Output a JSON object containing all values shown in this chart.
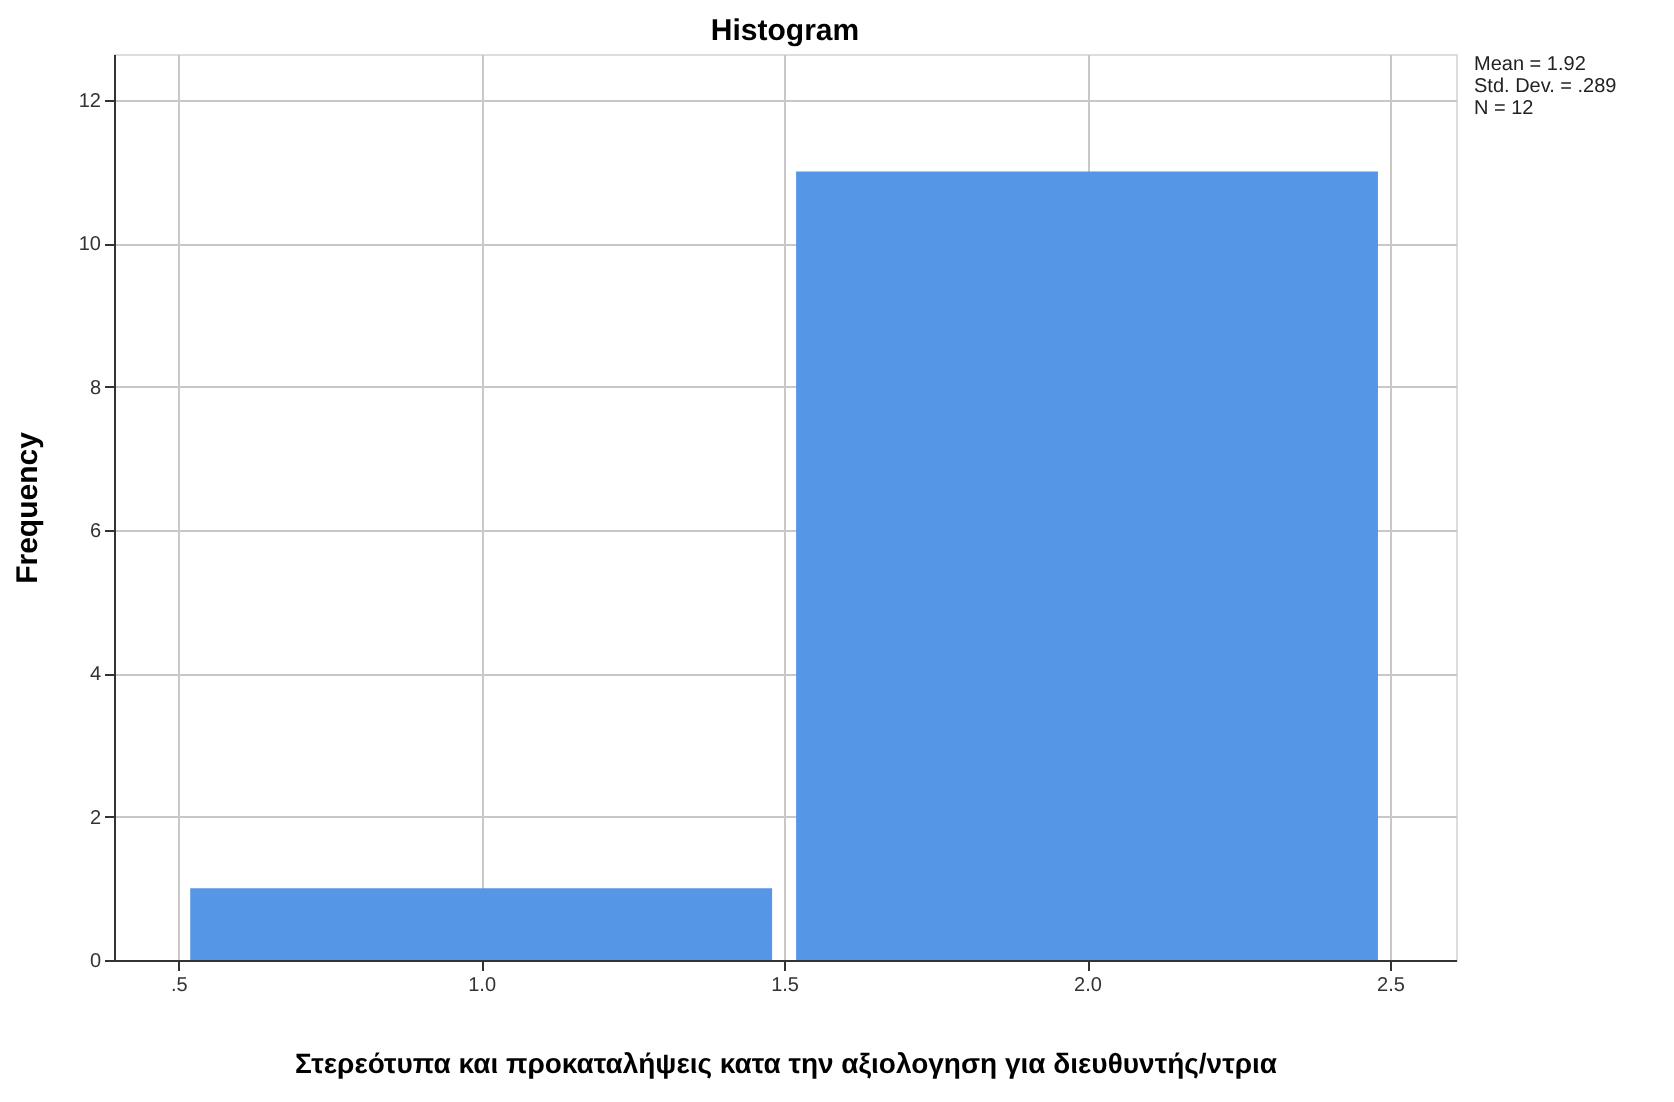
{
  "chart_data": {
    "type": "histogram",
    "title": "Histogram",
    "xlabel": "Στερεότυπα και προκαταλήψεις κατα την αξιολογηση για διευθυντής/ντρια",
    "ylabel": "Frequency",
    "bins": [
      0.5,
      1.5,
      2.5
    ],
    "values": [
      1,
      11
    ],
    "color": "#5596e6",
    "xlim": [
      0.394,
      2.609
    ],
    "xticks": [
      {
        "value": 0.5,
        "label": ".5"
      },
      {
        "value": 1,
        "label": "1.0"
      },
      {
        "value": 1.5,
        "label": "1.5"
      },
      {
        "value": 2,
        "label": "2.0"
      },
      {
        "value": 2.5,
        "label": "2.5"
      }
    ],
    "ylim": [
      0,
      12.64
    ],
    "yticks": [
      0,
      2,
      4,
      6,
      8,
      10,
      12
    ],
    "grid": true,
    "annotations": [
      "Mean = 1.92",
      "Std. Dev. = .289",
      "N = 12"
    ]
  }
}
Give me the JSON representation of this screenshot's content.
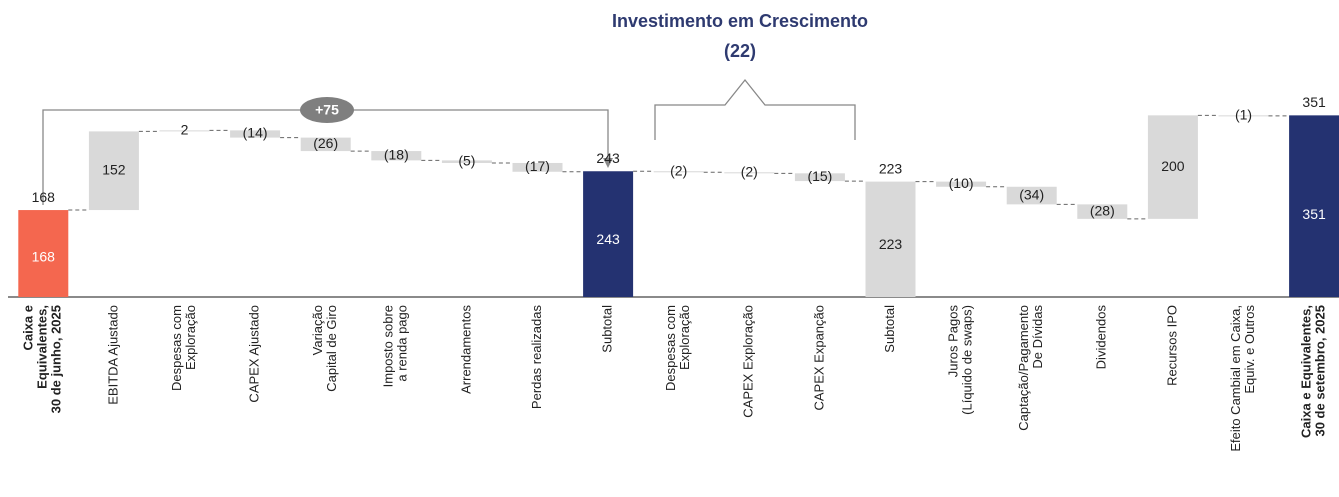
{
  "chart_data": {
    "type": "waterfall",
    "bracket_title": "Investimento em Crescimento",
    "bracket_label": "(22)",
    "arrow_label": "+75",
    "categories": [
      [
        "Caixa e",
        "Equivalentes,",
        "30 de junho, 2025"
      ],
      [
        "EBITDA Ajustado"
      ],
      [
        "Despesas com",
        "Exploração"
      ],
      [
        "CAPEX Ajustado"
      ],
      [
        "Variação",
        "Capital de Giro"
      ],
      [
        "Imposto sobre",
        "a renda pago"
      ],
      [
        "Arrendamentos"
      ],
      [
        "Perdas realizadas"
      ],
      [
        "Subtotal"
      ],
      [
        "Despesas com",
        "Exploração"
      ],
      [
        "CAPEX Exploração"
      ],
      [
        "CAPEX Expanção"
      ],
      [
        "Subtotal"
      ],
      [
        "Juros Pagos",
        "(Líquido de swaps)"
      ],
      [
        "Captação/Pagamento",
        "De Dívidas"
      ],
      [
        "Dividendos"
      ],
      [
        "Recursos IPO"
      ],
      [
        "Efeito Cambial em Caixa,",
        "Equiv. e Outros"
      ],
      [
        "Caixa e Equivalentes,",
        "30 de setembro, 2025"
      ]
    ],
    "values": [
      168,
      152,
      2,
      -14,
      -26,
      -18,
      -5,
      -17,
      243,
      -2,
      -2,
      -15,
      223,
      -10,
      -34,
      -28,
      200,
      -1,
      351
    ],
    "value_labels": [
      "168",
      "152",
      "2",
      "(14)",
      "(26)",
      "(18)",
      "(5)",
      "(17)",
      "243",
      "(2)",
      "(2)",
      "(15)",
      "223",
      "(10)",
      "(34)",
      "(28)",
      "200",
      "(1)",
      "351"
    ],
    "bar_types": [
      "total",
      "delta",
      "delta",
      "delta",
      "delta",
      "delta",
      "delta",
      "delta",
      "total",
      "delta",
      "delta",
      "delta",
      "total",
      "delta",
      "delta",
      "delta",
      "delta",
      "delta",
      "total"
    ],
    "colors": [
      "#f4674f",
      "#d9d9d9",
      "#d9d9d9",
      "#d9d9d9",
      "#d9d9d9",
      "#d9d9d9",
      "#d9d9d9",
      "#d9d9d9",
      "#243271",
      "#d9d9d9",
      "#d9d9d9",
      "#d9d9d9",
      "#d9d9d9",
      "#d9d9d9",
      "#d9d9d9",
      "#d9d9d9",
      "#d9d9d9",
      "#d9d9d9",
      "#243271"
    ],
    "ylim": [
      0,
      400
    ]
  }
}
--------------------
» REQUEST: Quote each entry above verbatim and drop the pictures.

» EXERCISE RESULT:
Output a JSON object containing all values shown in this chart.
{
  "chart_data": {
    "type": "histogram",
    "title": "Histogram",
    "xlabel": "Στερεότυπα και προκαταλήψεις κατα την αξιολογηση για διευθυντής/ντρια",
    "ylabel": "Frequency",
    "bins": [
      0.5,
      1.5,
      2.5
    ],
    "values": [
      1,
      11
    ],
    "color": "#5596e6",
    "xlim": [
      0.394,
      2.609
    ],
    "xticks": [
      {
        "value": 0.5,
        "label": ".5"
      },
      {
        "value": 1,
        "label": "1.0"
      },
      {
        "value": 1.5,
        "label": "1.5"
      },
      {
        "value": 2,
        "label": "2.0"
      },
      {
        "value": 2.5,
        "label": "2.5"
      }
    ],
    "ylim": [
      0,
      12.64
    ],
    "yticks": [
      0,
      2,
      4,
      6,
      8,
      10,
      12
    ],
    "grid": true,
    "annotations": [
      "Mean = 1.92",
      "Std. Dev. = .289",
      "N = 12"
    ]
  }
}
Give me the JSON representation of this screenshot's content.
{
  "chart_data": {
    "type": "waterfall",
    "bracket_title": "Investimento em Crescimento",
    "bracket_label": "(22)",
    "arrow_label": "+75",
    "categories": [
      [
        "Caixa e",
        "Equivalentes,",
        "30 de junho, 2025"
      ],
      [
        "EBITDA Ajustado"
      ],
      [
        "Despesas com",
        "Exploração"
      ],
      [
        "CAPEX Ajustado"
      ],
      [
        "Variação",
        "Capital de Giro"
      ],
      [
        "Imposto sobre",
        "a renda pago"
      ],
      [
        "Arrendamentos"
      ],
      [
        "Perdas realizadas"
      ],
      [
        "Subtotal"
      ],
      [
        "Despesas com",
        "Exploração"
      ],
      [
        "CAPEX Exploração"
      ],
      [
        "CAPEX Expanção"
      ],
      [
        "Subtotal"
      ],
      [
        "Juros Pagos",
        "(Líquido de swaps)"
      ],
      [
        "Captação/Pagamento",
        "De Dívidas"
      ],
      [
        "Dividendos"
      ],
      [
        "Recursos IPO"
      ],
      [
        "Efeito Cambial em Caixa,",
        "Equiv. e Outros"
      ],
      [
        "Caixa e Equivalentes,",
        "30 de setembro, 2025"
      ]
    ],
    "values": [
      168,
      152,
      2,
      -14,
      -26,
      -18,
      -5,
      -17,
      243,
      -2,
      -2,
      -15,
      223,
      -10,
      -34,
      -28,
      200,
      -1,
      351
    ],
    "value_labels": [
      "168",
      "152",
      "2",
      "(14)",
      "(26)",
      "(18)",
      "(5)",
      "(17)",
      "243",
      "(2)",
      "(2)",
      "(15)",
      "223",
      "(10)",
      "(34)",
      "(28)",
      "200",
      "(1)",
      "351"
    ],
    "bar_types": [
      "total",
      "delta",
      "delta",
      "delta",
      "delta",
      "delta",
      "delta",
      "delta",
      "total",
      "delta",
      "delta",
      "delta",
      "total",
      "delta",
      "delta",
      "delta",
      "delta",
      "delta",
      "total"
    ],
    "colors": [
      "#f4674f",
      "#d9d9d9",
      "#d9d9d9",
      "#d9d9d9",
      "#d9d9d9",
      "#d9d9d9",
      "#d9d9d9",
      "#d9d9d9",
      "#243271",
      "#d9d9d9",
      "#d9d9d9",
      "#d9d9d9",
      "#d9d9d9",
      "#d9d9d9",
      "#d9d9d9",
      "#d9d9d9",
      "#d9d9d9",
      "#d9d9d9",
      "#243271"
    ],
    "ylim": [
      0,
      400
    ]
  }
}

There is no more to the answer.